- WHAT YOU SHOULD DO -
Return the records below exactly; pictures stay out.

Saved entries
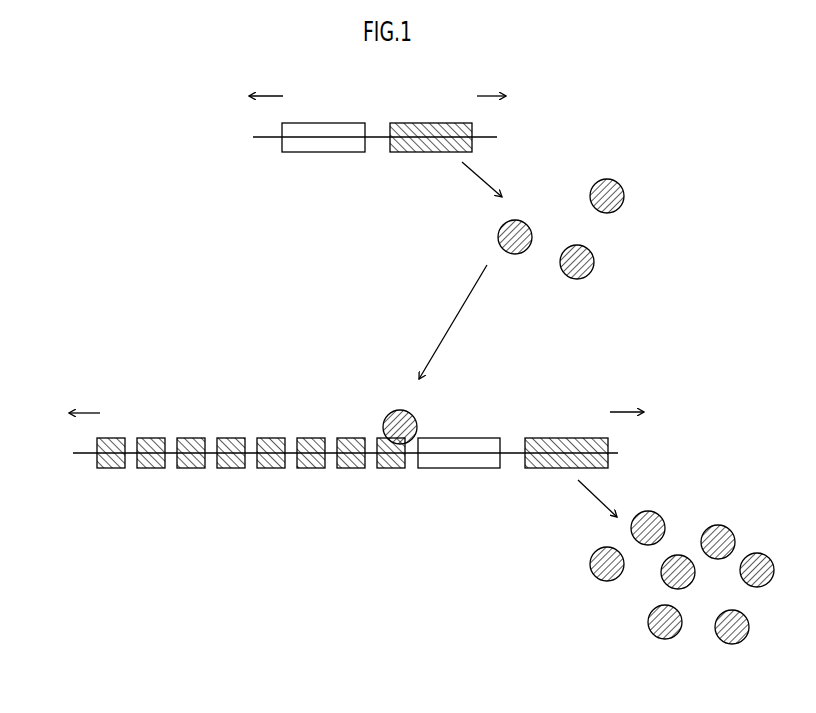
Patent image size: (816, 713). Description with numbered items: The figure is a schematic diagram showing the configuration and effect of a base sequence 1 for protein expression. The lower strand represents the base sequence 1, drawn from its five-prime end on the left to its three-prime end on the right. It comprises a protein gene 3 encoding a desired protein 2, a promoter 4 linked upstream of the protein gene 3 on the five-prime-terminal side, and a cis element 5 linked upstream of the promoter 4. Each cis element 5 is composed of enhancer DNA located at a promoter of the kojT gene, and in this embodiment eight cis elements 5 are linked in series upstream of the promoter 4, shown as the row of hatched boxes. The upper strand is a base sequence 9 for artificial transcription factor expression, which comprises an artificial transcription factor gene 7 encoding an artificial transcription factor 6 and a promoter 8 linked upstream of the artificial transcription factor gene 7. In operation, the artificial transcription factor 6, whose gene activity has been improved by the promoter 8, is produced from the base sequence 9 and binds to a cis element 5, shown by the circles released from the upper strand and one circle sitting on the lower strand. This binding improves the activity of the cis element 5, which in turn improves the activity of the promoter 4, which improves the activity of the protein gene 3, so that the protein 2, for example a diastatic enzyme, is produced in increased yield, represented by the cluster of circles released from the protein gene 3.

The base sequence for protein expression 1 is at (167, 374).
The protein 2 is at (603, 581).
The protein gene 3 is at (542, 469).
The promoter 4 is at (447, 469).
The cis element 5 is at (311, 469).
The artificial transcription factor 6 is at (595, 255).
The artificial transcription factor gene 7 is at (420, 153).
The promoter 8 is at (318, 153).
The base sequence for artificial transcription factor expression 9 is at (392, 97).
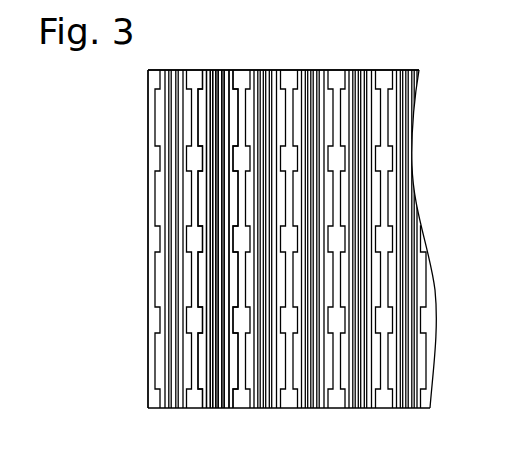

- RESULT FOR THIS TASK -
Patent image size: (816, 713). Description with numbered items: The figure is a schematic diagram showing the configuration and effect of a base sequence 1 for protein expression. The lower strand represents the base sequence 1, drawn from its five-prime end on the left to its three-prime end on the right. It comprises a protein gene 3 encoding a desired protein 2, a promoter 4 linked upstream of the protein gene 3 on the five-prime-terminal side, and a cis element 5 linked upstream of the promoter 4. Each cis element 5 is composed of enhancer DNA located at a promoter of the kojT gene, and in this embodiment eight cis elements 5 are linked in series upstream of the promoter 4, shown as the row of hatched boxes. The upper strand is a base sequence 9 for artificial transcription factor expression, which comprises an artificial transcription factor gene 7 encoding an artificial transcription factor 6 and a promoter 8 linked upstream of the artificial transcription factor gene 7. In operation, the artificial transcription factor 6, whose gene activity has been improved by the promoter 8, is produced from the base sequence 9 and binds to a cis element 5, shown by the circles released from the upper strand and one circle sitting on the lower strand. This binding improves the activity of the cis element 5, which in turn improves the activity of the promoter 4, which improves the activity of the protein gene 3, so that the protein 2, for example a diastatic enzyme, is produced in increased yield, represented by the cluster of circles released from the protein gene 3.

The base sequence for protein expression 1 is at (167, 374).
The protein 2 is at (603, 581).
The protein gene 3 is at (542, 469).
The promoter 4 is at (447, 469).
The cis element 5 is at (311, 469).
The artificial transcription factor 6 is at (595, 255).
The artificial transcription factor gene 7 is at (420, 153).
The promoter 8 is at (318, 153).
The base sequence for artificial transcription factor expression 9 is at (392, 97).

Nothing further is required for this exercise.